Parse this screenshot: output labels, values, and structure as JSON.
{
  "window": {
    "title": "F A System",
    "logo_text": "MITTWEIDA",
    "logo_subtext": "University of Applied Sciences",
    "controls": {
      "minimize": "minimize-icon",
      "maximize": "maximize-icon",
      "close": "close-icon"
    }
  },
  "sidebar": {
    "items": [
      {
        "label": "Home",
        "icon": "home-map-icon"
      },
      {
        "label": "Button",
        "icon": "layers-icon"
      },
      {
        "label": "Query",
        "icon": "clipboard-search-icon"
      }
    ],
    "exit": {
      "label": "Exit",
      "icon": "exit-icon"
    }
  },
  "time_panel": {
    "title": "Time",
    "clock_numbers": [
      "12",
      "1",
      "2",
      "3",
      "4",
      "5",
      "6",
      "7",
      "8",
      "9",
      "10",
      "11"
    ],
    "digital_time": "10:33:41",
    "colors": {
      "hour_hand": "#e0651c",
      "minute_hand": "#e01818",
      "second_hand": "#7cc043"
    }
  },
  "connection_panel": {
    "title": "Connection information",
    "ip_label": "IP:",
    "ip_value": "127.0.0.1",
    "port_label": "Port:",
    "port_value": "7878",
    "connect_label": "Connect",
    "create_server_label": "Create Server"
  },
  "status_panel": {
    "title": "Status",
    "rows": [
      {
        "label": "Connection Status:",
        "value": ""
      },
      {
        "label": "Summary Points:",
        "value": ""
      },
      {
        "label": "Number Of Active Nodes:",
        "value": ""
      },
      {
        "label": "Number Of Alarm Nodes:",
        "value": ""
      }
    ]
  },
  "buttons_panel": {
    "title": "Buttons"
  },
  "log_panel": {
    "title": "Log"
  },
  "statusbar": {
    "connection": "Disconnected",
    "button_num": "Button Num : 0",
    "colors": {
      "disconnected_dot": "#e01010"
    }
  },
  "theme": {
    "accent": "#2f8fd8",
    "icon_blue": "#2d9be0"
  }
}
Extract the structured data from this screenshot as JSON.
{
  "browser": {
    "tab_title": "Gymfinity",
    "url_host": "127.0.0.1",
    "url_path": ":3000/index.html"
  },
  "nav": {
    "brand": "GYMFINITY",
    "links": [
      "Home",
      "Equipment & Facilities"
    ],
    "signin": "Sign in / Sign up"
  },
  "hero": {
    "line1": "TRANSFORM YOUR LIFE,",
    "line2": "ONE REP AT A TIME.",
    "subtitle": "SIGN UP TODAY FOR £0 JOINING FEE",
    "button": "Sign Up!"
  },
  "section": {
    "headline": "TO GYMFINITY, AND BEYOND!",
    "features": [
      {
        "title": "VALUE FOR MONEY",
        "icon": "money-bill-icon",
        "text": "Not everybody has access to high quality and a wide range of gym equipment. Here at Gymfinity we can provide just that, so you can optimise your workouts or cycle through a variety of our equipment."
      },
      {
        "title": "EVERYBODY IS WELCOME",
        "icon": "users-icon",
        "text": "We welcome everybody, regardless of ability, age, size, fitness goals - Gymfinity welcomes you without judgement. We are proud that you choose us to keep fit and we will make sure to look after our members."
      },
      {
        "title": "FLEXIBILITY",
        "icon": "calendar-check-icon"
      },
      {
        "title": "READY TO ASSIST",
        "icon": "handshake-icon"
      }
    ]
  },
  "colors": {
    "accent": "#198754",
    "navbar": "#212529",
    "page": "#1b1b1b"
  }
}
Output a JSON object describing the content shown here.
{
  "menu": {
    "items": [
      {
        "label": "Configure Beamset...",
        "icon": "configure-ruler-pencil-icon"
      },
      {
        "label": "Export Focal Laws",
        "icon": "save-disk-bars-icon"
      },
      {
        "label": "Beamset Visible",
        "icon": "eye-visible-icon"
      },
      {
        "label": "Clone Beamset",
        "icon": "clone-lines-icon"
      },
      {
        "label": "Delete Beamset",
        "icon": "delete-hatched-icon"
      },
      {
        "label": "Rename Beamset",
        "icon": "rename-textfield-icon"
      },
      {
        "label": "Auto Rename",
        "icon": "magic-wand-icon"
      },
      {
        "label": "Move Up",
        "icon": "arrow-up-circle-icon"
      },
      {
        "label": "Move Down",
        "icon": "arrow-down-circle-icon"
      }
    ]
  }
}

-----

- _Task statement_
Repeat all of the records above exactly as they appear.

- _Solution for this problem_
Parse this screenshot: output labels, values, and structure as JSON.
{
  "window": {
    "title": "F A System",
    "logo_text": "MITTWEIDA",
    "logo_subtext": "University of Applied Sciences",
    "controls": {
      "minimize": "minimize-icon",
      "maximize": "maximize-icon",
      "close": "close-icon"
    }
  },
  "sidebar": {
    "items": [
      {
        "label": "Home",
        "icon": "home-map-icon"
      },
      {
        "label": "Button",
        "icon": "layers-icon"
      },
      {
        "label": "Query",
        "icon": "clipboard-search-icon"
      }
    ],
    "exit": {
      "label": "Exit",
      "icon": "exit-icon"
    }
  },
  "time_panel": {
    "title": "Time",
    "clock_numbers": [
      "12",
      "1",
      "2",
      "3",
      "4",
      "5",
      "6",
      "7",
      "8",
      "9",
      "10",
      "11"
    ],
    "digital_time": "10:33:41",
    "colors": {
      "hour_hand": "#e0651c",
      "minute_hand": "#e01818",
      "second_hand": "#7cc043"
    }
  },
  "connection_panel": {
    "title": "Connection information",
    "ip_label": "IP:",
    "ip_value": "127.0.0.1",
    "port_label": "Port:",
    "port_value": "7878",
    "connect_label": "Connect",
    "create_server_label": "Create Server"
  },
  "status_panel": {
    "title": "Status",
    "rows": [
      {
        "label": "Connection Status:",
        "value": ""
      },
      {
        "label": "Summary Points:",
        "value": ""
      },
      {
        "label": "Number Of Active Nodes:",
        "value": ""
      },
      {
        "label": "Number Of Alarm Nodes:",
        "value": ""
      }
    ]
  },
  "buttons_panel": {
    "title": "Buttons"
  },
  "log_panel": {
    "title": "Log"
  },
  "statusbar": {
    "connection": "Disconnected",
    "button_num": "Button Num : 0",
    "colors": {
      "disconnected_dot": "#e01010"
    }
  },
  "theme": {
    "accent": "#2f8fd8",
    "icon_blue": "#2d9be0"
  }
}
Extract the structured data from this screenshot as JSON.
{
  "browser": {
    "tab_title": "Gymfinity",
    "url_host": "127.0.0.1",
    "url_path": ":3000/index.html"
  },
  "nav": {
    "brand": "GYMFINITY",
    "links": [
      "Home",
      "Equipment & Facilities"
    ],
    "signin": "Sign in / Sign up"
  },
  "hero": {
    "line1": "TRANSFORM YOUR LIFE,",
    "line2": "ONE REP AT A TIME.",
    "subtitle": "SIGN UP TODAY FOR £0 JOINING FEE",
    "button": "Sign Up!"
  },
  "section": {
    "headline": "TO GYMFINITY, AND BEYOND!",
    "features": [
      {
        "title": "VALUE FOR MONEY",
        "icon": "money-bill-icon",
        "text": "Not everybody has access to high quality and a wide range of gym equipment. Here at Gymfinity we can provide just that, so you can optimise your workouts or cycle through a variety of our equipment."
      },
      {
        "title": "EVERYBODY IS WELCOME",
        "icon": "users-icon",
        "text": "We welcome everybody, regardless of ability, age, size, fitness goals - Gymfinity welcomes you without judgement. We are proud that you choose us to keep fit and we will make sure to look after our members."
      },
      {
        "title": "FLEXIBILITY",
        "icon": "calendar-check-icon"
      },
      {
        "title": "READY TO ASSIST",
        "icon": "handshake-icon"
      }
    ]
  },
  "colors": {
    "accent": "#198754",
    "navbar": "#212529",
    "page": "#1b1b1b"
  }
}
Output a JSON object describing the content shown here.
{
  "menu": {
    "items": [
      {
        "label": "Configure Beamset...",
        "icon": "configure-ruler-pencil-icon"
      },
      {
        "label": "Export Focal Laws",
        "icon": "save-disk-bars-icon"
      },
      {
        "label": "Beamset Visible",
        "icon": "eye-visible-icon"
      },
      {
        "label": "Clone Beamset",
        "icon": "clone-lines-icon"
      },
      {
        "label": "Delete Beamset",
        "icon": "delete-hatched-icon"
      },
      {
        "label": "Rename Beamset",
        "icon": "rename-textfield-icon"
      },
      {
        "label": "Auto Rename",
        "icon": "magic-wand-icon"
      },
      {
        "label": "Move Up",
        "icon": "arrow-up-circle-icon"
      },
      {
        "label": "Move Down",
        "icon": "arrow-down-circle-icon"
      }
    ]
  }
}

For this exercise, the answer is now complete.